> Directive
Only the number is wanted: how many lines contain the word "přijedu"?

> Record set
----
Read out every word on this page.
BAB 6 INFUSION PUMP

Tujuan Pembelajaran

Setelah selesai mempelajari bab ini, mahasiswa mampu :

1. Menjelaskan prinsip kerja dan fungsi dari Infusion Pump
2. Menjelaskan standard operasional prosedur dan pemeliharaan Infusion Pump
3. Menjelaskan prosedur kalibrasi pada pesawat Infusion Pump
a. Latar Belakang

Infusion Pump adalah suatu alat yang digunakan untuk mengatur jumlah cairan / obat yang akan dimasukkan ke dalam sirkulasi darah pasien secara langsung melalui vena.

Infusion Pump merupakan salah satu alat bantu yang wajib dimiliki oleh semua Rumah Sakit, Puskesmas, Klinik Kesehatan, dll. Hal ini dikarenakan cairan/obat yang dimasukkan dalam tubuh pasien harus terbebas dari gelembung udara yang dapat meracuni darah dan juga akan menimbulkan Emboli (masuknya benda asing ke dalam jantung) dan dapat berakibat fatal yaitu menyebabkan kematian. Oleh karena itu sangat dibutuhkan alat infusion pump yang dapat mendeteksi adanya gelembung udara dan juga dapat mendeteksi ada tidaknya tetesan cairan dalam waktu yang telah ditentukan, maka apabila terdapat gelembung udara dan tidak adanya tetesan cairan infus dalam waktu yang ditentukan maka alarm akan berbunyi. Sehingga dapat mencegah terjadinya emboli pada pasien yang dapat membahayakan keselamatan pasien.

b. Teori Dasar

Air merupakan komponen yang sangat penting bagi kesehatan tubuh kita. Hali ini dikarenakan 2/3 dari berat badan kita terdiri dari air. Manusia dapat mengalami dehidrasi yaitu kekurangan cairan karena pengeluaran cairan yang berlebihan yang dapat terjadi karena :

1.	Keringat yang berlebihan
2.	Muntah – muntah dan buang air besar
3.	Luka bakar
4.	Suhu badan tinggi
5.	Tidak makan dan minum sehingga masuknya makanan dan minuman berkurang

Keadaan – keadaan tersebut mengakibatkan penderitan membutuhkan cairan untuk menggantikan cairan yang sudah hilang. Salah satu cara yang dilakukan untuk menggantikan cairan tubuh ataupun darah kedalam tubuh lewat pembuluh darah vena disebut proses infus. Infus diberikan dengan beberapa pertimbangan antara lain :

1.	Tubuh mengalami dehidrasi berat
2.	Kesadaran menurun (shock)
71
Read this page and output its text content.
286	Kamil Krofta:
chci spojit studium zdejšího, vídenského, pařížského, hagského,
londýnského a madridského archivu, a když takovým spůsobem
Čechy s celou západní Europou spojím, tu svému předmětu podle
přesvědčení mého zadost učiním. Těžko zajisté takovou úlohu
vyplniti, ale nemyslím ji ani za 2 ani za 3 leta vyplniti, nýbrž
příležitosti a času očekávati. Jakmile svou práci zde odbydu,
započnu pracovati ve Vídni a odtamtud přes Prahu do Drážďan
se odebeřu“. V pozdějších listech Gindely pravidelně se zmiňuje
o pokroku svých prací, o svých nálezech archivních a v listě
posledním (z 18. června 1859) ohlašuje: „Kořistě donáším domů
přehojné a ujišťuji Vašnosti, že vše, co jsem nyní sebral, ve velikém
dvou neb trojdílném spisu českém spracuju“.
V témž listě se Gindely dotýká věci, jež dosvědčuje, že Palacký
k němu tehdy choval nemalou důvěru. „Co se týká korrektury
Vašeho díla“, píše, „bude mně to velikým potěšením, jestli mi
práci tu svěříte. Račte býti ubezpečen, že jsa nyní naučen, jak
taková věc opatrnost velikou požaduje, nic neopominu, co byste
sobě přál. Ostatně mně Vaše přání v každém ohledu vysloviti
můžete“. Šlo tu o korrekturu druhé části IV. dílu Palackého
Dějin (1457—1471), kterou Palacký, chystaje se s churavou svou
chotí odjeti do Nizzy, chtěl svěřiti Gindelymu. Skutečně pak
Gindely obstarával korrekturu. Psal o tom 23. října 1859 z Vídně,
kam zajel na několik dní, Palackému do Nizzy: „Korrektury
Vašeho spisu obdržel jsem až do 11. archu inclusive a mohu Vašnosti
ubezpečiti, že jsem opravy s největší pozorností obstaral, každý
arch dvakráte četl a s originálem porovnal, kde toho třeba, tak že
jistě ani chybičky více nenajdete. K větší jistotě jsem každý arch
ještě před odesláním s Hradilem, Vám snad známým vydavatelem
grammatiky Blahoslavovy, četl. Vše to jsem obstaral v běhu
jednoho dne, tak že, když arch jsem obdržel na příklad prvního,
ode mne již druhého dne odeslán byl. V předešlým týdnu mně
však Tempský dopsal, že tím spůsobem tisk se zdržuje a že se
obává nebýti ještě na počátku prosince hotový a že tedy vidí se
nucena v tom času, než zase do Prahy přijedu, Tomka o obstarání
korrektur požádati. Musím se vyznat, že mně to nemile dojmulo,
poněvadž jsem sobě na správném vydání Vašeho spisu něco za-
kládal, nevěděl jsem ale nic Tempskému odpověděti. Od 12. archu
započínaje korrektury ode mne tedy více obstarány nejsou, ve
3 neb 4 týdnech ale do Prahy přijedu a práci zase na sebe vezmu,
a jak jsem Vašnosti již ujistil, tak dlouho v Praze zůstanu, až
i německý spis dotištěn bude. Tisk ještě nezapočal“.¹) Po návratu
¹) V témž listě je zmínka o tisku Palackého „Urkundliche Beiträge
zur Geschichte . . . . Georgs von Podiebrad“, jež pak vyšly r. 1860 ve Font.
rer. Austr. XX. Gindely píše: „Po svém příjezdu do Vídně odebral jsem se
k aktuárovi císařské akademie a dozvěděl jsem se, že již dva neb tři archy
----
> The answer
2